### Votre objectif
Recopiez tout ce qui va de la ligne contenant « svg-text:1.5 K: 1.5 K [125,581,149,592] » jusqu'à celle contenant « svg-text:800: 800 [117,398,134,409] », en remplaçant « MCS » par « MCR » sans rien modifier d'autre.

### Enregistrements
------------

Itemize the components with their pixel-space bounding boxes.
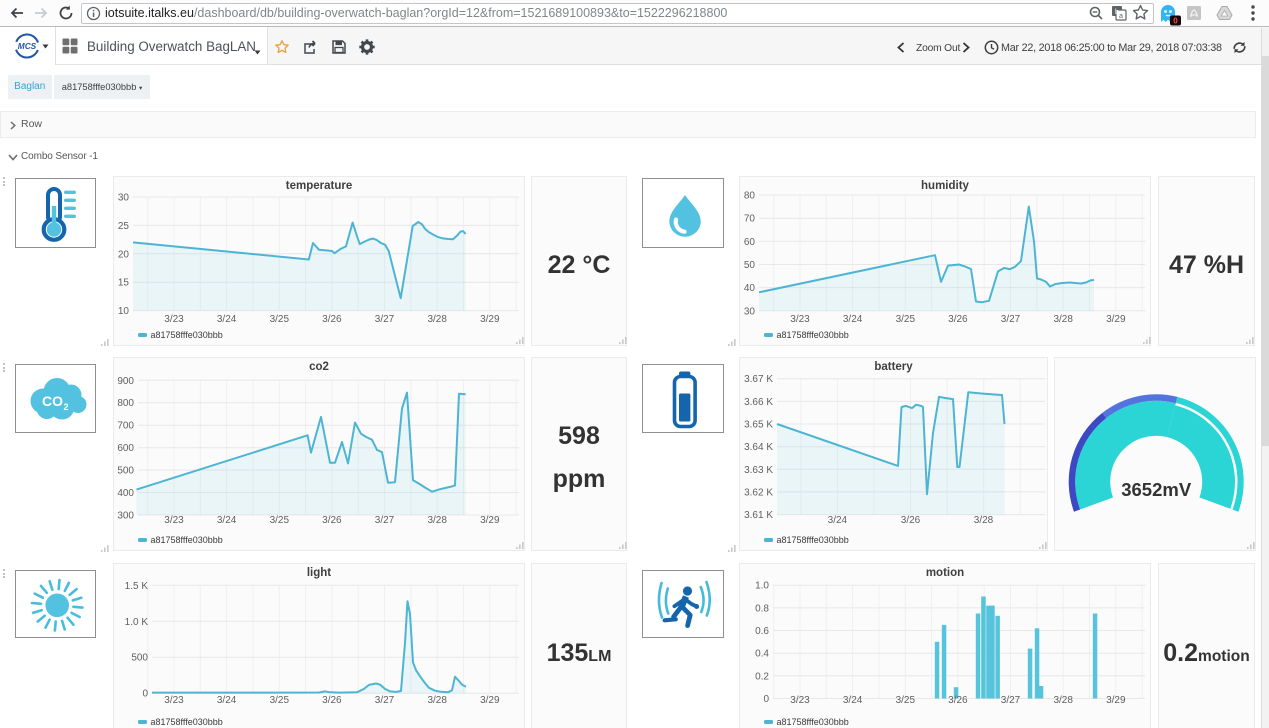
svg-text:1.5 K: 1.5 K [125,581,149,592]
svg-text:3/25: 3/25 [270,515,290,526]
svg-text:3/25: 3/25 [896,314,916,325]
svg-text:3/23: 3/23 [790,314,810,325]
svg-text:1.0: 1.0 [755,581,769,592]
svg-text:3.66 K: 3.66 K [744,397,773,408]
svg-text:0.6: 0.6 [755,626,769,637]
svg-text:400: 400 [117,488,134,499]
svg-text:3/26: 3/26 [322,695,342,706]
svg-text:3.61 K: 3.61 K [744,510,773,521]
svg-text:900: 900 [117,376,134,387]
svg-text:70: 70 [744,214,756,225]
svg-text:3/29: 3/29 [480,695,500,706]
svg-text:40: 40 [744,283,756,294]
svg-text:0: 0 [142,689,148,700]
svg-text:3/27: 3/27 [375,695,395,706]
svg-text:3/23: 3/23 [164,515,184,526]
svg-text:3/24: 3/24 [828,515,848,526]
svg-text:3/26: 3/26 [948,314,968,325]
svg-text:2: 2 [63,402,68,412]
svg-text:a: a [1119,13,1123,20]
svg-text:3/26: 3/26 [322,314,342,325]
svg-text:15: 15 [118,278,130,289]
svg-text:3/28: 3/28 [427,695,447,706]
svg-text:MCS: MCS [18,41,37,51]
svg-text:CO: CO [42,393,63,409]
svg-text:3/24: 3/24 [217,695,237,706]
svg-text:3/26: 3/26 [901,515,921,526]
svg-text:3/29: 3/29 [480,314,500,325]
svg-text:0.4: 0.4 [755,649,769,660]
svg-text:3/27: 3/27 [375,314,395,325]
svg-text:700: 700 [117,421,134,432]
svg-text:0: 0 [1173,17,1178,26]
svg-text:20: 20 [118,249,130,260]
svg-text:b: b [1115,9,1119,16]
svg-text:80: 80 [744,191,756,202]
svg-text:3/28: 3/28 [427,515,447,526]
svg-text:3/29: 3/29 [1106,695,1126,706]
svg-text:3/26: 3/26 [948,695,968,706]
svg-text:3/24: 3/24 [843,314,863,325]
svg-text:3/24: 3/24 [843,695,863,706]
svg-text:800: 800 [117,398,134,409]
svg-text:3.62 K: 3.62 K [744,487,773,498]
svg-text:3/27: 3/27 [1001,314,1021,325]
svg-text:0.2: 0.2 [755,671,769,682]
svg-text:1.0 K: 1.0 K [125,617,149,628]
svg-text:500: 500 [117,466,134,477]
svg-text:3/25: 3/25 [270,314,290,325]
svg-text:30: 30 [118,193,130,204]
svg-text:3/29: 3/29 [1106,314,1126,325]
svg-text:3652mV: 3652mV [1121,479,1192,500]
svg-text:3/29: 3/29 [480,515,500,526]
svg-text:3/28: 3/28 [1053,695,1073,706]
svg-text:600: 600 [117,443,134,454]
svg-text:3/25: 3/25 [896,695,916,706]
svg-text:3/23: 3/23 [790,695,810,706]
svg-text:3.63 K: 3.63 K [744,465,773,476]
svg-text:3.64 K: 3.64 K [744,442,773,453]
svg-text:30: 30 [744,306,756,317]
svg-text:50: 50 [744,260,756,271]
svg-text:3/28: 3/28 [1053,314,1073,325]
svg-text:10: 10 [118,306,130,317]
svg-text:3/27: 3/27 [1001,695,1021,706]
svg-text:3/23: 3/23 [164,314,184,325]
svg-text:3/23: 3/23 [164,695,184,706]
svg-text:3/24: 3/24 [217,314,237,325]
svg-text:60: 60 [744,237,756,248]
svg-text:3/28: 3/28 [974,515,994,526]
svg-text:3/27: 3/27 [375,515,395,526]
svg-text:500: 500 [131,653,148,664]
svg-text:0: 0 [763,694,769,705]
svg-text:3/26: 3/26 [322,515,342,526]
svg-text:3.67 K: 3.67 K [744,374,773,385]
svg-text:3/24: 3/24 [217,515,237,526]
svg-text:3/25: 3/25 [270,695,290,706]
svg-text:3/28: 3/28 [427,314,447,325]
svg-text:300: 300 [117,511,134,522]
svg-text:0.8: 0.8 [755,603,769,614]
svg-text:3.65 K: 3.65 K [744,420,773,431]
svg-text:25: 25 [118,221,130,232]
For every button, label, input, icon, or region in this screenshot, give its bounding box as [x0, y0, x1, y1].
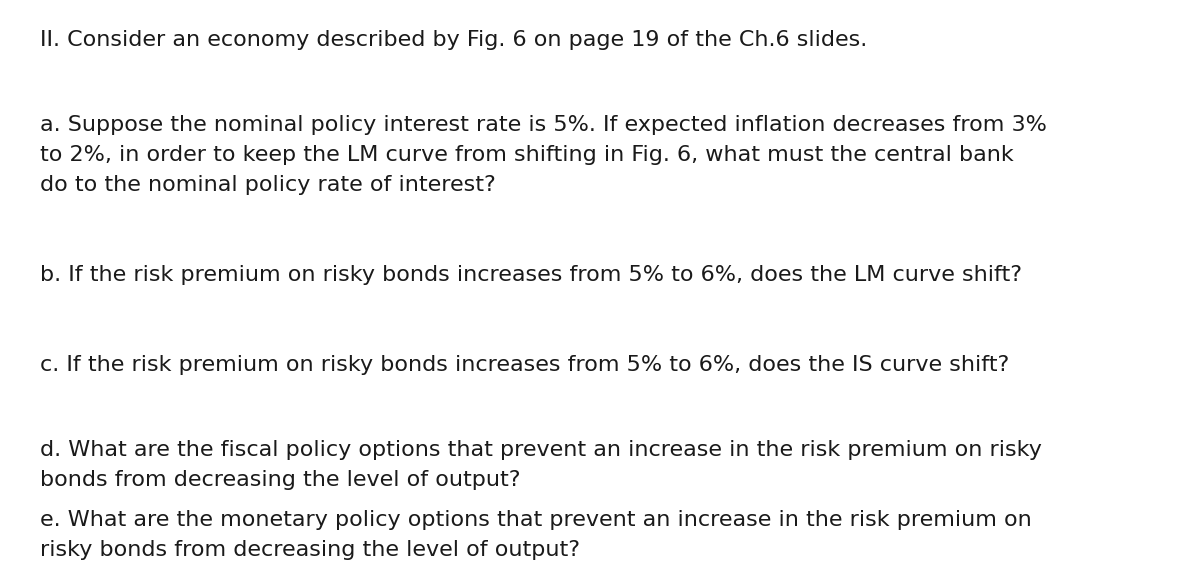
Text: b. If the risk premium on risky bonds increases from 5% to 6%, does the LM curve: b. If the risk premium on risky bonds in… — [40, 265, 1022, 285]
Text: c. If the risk premium on risky bonds increases from 5% to 6%, does the IS curve: c. If the risk premium on risky bonds in… — [40, 355, 1009, 375]
Text: do to the nominal policy rate of interest?: do to the nominal policy rate of interes… — [40, 175, 496, 195]
Text: risky bonds from decreasing the level of output?: risky bonds from decreasing the level of… — [40, 540, 580, 560]
Text: e. What are the monetary policy options that prevent an increase in the risk pre: e. What are the monetary policy options … — [40, 510, 1032, 530]
Text: II. Consider an economy described by Fig. 6 on page 19 of the Ch.6 slides.: II. Consider an economy described by Fig… — [40, 30, 868, 50]
Text: to 2%, in order to keep the LM curve from shifting in Fig. 6, what must the cent: to 2%, in order to keep the LM curve fro… — [40, 145, 1014, 165]
Text: a. Suppose the nominal policy interest rate is 5%. If expected inflation decreas: a. Suppose the nominal policy interest r… — [40, 115, 1046, 135]
Text: bonds from decreasing the level of output?: bonds from decreasing the level of outpu… — [40, 470, 521, 490]
Text: d. What are the fiscal policy options that prevent an increase in the risk premi: d. What are the fiscal policy options th… — [40, 440, 1042, 460]
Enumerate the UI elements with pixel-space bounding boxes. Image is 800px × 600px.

------------

### Réponse complète
svg-text:1.5 K: 1.5 K [125,581,149,592]
svg-text:3/25: 3/25 [270,515,290,526]
svg-text:3/25: 3/25 [896,314,916,325]
svg-text:3/23: 3/23 [790,314,810,325]
svg-text:1.0: 1.0 [755,581,769,592]
svg-text:3.66 K: 3.66 K [744,397,773,408]
svg-text:0.6: 0.6 [755,626,769,637]
svg-text:400: 400 [117,488,134,499]
svg-text:3/26: 3/26 [322,695,342,706]
svg-text:3.61 K: 3.61 K [744,510,773,521]
svg-text:900: 900 [117,376,134,387]
svg-text:70: 70 [744,214,756,225]
svg-text:3/29: 3/29 [480,695,500,706]
svg-text:40: 40 [744,283,756,294]
svg-text:0: 0 [142,689,148,700]
svg-text:3/27: 3/27 [375,695,395,706]
svg-text:3/23: 3/23 [164,515,184,526]
svg-text:3/24: 3/24 [828,515,848,526]
svg-text:3/26: 3/26 [948,314,968,325]
svg-text:2: 2 [63,402,68,412]
svg-text:a: a [1119,13,1123,20]
svg-text:3/26: 3/26 [322,314,342,325]
svg-text:15: 15 [118,278,130,289]
svg-text:3/28: 3/28 [427,695,447,706]
svg-text:MCR: MCR [18,41,37,51]
svg-text:CO: CO [42,393,63,409]
svg-text:3/24: 3/24 [217,695,237,706]
svg-text:3/26: 3/26 [901,515,921,526]
svg-text:3/29: 3/29 [480,314,500,325]
svg-text:0.4: 0.4 [755,649,769,660]
svg-text:3/27: 3/27 [375,314,395,325]
svg-text:700: 700 [117,421,134,432]
svg-text:0: 0 [1173,17,1178,26]
svg-text:20: 20 [118,249,130,260]
svg-text:b: b [1115,9,1119,16]
svg-text:80: 80 [744,191,756,202]
svg-text:3/28: 3/28 [427,515,447,526]
svg-text:3/29: 3/29 [1106,695,1126,706]
svg-text:3/26: 3/26 [948,695,968,706]
svg-text:3/24: 3/24 [843,314,863,325]
svg-text:3/24: 3/24 [843,695,863,706]
svg-text:800: 800 [117,398,134,409]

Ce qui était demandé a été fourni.